-- START DATA PROVIDED --

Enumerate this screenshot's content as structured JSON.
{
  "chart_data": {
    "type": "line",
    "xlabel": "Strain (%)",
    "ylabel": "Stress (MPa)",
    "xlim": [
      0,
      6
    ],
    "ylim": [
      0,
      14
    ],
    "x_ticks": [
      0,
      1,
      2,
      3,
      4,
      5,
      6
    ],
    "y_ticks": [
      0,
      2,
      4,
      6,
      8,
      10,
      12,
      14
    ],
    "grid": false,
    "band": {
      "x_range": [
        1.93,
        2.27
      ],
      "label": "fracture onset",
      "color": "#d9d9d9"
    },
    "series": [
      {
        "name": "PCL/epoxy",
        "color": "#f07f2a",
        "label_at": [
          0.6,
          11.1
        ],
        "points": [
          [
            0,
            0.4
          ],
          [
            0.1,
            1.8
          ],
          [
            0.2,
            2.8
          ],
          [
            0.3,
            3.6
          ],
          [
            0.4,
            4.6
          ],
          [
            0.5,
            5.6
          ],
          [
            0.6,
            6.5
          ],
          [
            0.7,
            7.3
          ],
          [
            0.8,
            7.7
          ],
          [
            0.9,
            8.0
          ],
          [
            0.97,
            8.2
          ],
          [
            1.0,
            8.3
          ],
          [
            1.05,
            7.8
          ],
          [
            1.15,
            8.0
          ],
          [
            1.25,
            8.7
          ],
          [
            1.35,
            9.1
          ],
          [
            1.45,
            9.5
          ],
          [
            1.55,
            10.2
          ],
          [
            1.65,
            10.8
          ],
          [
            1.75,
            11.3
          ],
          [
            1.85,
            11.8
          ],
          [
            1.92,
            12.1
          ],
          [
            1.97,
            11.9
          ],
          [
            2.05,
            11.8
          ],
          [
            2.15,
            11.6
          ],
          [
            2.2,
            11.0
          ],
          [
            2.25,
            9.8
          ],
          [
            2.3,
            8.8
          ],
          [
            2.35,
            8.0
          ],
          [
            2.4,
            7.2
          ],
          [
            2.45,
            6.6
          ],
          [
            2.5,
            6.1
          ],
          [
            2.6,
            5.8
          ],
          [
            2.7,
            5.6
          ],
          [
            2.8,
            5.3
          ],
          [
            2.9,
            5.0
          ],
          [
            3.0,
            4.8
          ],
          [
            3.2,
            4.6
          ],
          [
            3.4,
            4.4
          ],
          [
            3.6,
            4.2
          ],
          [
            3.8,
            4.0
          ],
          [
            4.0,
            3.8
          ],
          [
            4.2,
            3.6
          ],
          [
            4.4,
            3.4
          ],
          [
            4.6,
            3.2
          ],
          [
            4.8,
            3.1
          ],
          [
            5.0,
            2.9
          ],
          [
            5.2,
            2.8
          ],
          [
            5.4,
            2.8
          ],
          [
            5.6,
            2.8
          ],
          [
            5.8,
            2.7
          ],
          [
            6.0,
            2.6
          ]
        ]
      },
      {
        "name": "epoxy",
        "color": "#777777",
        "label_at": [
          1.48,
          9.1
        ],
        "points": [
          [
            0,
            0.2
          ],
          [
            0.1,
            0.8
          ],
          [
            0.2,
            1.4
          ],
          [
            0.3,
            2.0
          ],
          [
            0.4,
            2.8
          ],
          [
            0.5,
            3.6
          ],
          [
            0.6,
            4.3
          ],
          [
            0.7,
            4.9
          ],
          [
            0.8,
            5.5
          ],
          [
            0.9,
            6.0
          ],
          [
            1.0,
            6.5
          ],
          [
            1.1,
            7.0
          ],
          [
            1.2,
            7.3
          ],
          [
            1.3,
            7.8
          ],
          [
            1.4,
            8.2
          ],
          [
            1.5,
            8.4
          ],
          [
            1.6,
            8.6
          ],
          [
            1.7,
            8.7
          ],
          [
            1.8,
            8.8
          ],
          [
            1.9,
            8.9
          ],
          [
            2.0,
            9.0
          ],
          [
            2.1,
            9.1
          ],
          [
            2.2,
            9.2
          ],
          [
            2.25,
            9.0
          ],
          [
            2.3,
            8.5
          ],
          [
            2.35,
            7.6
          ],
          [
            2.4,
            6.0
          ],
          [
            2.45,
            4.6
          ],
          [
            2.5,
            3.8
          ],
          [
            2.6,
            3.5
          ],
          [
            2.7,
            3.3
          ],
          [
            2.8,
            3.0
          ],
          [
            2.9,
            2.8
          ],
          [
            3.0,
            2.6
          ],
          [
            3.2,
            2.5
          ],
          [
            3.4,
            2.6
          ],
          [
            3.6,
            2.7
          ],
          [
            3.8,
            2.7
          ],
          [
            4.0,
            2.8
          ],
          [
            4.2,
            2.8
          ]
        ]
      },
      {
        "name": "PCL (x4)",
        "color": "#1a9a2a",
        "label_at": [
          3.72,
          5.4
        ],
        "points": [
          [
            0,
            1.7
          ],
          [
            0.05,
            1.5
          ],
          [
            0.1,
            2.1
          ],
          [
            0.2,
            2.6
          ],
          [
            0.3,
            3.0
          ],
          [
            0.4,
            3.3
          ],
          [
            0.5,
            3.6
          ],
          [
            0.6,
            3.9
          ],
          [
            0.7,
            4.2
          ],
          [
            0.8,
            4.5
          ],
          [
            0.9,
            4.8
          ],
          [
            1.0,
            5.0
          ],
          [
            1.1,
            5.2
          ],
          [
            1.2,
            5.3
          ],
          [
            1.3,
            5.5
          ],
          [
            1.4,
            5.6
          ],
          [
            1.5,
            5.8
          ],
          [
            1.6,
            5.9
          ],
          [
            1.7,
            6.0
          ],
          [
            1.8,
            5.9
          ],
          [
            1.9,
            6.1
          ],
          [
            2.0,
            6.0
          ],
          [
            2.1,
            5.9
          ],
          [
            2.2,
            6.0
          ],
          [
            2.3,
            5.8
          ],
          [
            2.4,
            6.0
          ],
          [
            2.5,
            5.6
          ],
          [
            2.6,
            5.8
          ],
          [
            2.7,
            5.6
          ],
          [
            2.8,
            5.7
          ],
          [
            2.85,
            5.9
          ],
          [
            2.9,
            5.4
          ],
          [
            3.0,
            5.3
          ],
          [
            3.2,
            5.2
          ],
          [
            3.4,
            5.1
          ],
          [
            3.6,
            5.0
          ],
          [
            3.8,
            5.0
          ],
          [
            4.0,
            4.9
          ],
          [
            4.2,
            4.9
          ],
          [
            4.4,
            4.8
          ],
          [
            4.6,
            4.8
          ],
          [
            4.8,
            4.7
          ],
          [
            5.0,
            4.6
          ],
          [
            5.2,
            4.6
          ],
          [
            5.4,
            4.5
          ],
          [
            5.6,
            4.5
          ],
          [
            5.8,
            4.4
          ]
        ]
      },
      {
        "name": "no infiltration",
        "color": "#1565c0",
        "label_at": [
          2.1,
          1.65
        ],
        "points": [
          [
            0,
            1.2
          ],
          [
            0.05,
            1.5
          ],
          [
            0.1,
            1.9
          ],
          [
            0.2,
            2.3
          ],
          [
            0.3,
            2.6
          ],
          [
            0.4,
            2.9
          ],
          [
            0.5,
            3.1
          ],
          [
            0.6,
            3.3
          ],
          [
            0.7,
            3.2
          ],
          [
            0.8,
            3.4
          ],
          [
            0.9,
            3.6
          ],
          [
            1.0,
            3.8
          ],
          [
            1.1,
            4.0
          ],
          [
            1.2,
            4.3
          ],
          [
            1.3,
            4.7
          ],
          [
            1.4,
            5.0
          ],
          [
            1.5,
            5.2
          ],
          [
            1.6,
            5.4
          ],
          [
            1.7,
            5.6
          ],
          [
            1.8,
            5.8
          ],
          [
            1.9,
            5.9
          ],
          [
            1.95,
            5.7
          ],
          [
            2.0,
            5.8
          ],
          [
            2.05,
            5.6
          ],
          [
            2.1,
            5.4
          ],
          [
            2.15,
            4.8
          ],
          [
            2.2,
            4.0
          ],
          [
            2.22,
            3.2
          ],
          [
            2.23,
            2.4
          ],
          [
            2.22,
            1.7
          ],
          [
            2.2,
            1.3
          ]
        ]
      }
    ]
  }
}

-- END DATA PROVIDED --

# WHAT YOU SHOULD DO
Gather every line from the listing above in which the word "name" appears.

# RESULT
        "name": "PCL/epoxy",
        "name": "epoxy",
        "name": "PCL (x4)",
        "name": "no infiltration",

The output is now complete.